> **Aim**
Every line that contains "nCounty" counts once; give the total number of such lines, with no other words.

····················

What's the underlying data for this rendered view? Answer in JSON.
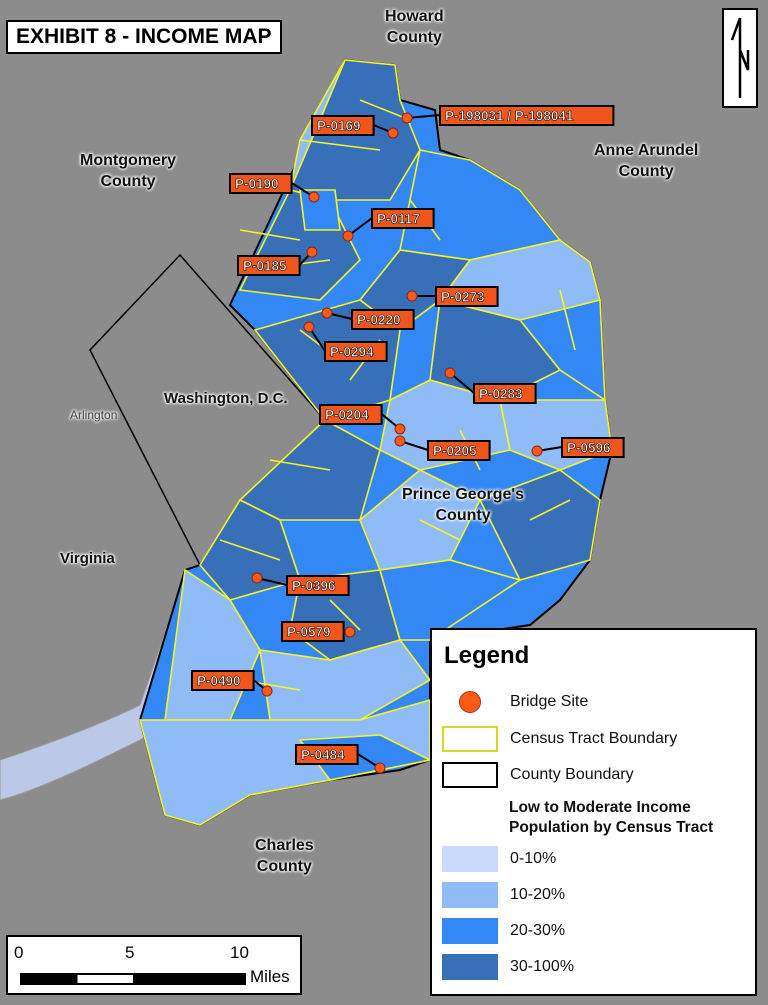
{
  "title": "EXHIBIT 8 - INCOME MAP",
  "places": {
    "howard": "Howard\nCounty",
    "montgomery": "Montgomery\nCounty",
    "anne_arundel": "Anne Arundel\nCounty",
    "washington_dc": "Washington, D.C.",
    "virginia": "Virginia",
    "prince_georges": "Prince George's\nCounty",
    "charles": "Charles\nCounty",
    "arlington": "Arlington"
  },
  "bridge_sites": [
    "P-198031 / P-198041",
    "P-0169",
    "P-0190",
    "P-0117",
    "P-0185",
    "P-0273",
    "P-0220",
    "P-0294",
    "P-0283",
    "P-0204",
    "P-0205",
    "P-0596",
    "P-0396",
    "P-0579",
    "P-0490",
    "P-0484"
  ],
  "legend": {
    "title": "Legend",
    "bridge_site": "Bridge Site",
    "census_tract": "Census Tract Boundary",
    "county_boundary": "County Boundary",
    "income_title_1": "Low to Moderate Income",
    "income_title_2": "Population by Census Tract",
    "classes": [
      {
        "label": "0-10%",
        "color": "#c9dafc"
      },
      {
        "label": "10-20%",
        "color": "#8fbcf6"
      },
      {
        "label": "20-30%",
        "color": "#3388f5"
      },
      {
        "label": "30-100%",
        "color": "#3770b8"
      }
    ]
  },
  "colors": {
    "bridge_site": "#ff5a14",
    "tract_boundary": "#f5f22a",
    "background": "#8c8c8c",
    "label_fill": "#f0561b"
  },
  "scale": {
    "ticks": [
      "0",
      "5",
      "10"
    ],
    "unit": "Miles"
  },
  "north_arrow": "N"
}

····················

> **Answer below**
5